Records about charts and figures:
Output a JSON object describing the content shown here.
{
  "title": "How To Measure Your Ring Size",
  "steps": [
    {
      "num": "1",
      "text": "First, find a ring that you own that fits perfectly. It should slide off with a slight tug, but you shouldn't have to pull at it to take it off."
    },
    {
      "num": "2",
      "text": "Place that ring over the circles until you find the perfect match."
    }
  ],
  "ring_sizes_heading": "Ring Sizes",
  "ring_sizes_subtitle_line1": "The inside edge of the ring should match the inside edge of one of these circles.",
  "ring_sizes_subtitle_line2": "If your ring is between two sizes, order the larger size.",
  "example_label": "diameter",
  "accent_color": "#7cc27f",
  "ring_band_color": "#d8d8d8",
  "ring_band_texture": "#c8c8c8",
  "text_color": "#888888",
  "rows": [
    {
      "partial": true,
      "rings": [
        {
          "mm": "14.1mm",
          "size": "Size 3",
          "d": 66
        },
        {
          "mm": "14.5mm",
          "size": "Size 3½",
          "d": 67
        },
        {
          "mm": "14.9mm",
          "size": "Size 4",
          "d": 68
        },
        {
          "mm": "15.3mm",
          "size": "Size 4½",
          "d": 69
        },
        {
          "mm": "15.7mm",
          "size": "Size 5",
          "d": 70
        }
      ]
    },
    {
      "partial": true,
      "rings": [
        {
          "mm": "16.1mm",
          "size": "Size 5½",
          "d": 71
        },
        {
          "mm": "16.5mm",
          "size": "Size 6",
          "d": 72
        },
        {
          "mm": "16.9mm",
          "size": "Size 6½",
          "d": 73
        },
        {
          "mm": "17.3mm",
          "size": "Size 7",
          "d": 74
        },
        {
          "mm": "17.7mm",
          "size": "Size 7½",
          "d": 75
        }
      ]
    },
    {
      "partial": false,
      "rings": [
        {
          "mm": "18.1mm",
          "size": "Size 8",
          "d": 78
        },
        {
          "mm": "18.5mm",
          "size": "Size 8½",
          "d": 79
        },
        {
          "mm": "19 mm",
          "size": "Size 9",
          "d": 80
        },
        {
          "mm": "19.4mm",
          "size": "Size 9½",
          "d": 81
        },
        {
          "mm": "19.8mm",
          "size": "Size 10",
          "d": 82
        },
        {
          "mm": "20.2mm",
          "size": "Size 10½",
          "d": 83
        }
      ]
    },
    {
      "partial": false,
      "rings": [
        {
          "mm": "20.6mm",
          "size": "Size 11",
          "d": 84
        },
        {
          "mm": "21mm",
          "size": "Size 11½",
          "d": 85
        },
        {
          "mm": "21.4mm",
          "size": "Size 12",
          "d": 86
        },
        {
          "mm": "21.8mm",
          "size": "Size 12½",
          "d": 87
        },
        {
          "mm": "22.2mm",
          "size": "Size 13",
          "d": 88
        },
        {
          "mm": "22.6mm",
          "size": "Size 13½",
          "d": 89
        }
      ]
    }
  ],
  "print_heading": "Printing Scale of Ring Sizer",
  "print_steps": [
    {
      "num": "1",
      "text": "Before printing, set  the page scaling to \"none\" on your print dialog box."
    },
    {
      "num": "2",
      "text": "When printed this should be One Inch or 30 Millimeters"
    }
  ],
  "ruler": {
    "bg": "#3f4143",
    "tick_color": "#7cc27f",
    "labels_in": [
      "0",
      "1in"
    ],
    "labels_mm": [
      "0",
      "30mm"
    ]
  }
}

- REQUIREMENTS -
From the listing, copy each line containing the word "find".

- ANSWER TO THIS EXERCISE -
      "text": "First, find a ring that you own that fits perfectly. It should slide off with a slight tug, but you shouldn't have to pull at it to take it off."
      "text": "Place that ring over the circles until you find the perfect match."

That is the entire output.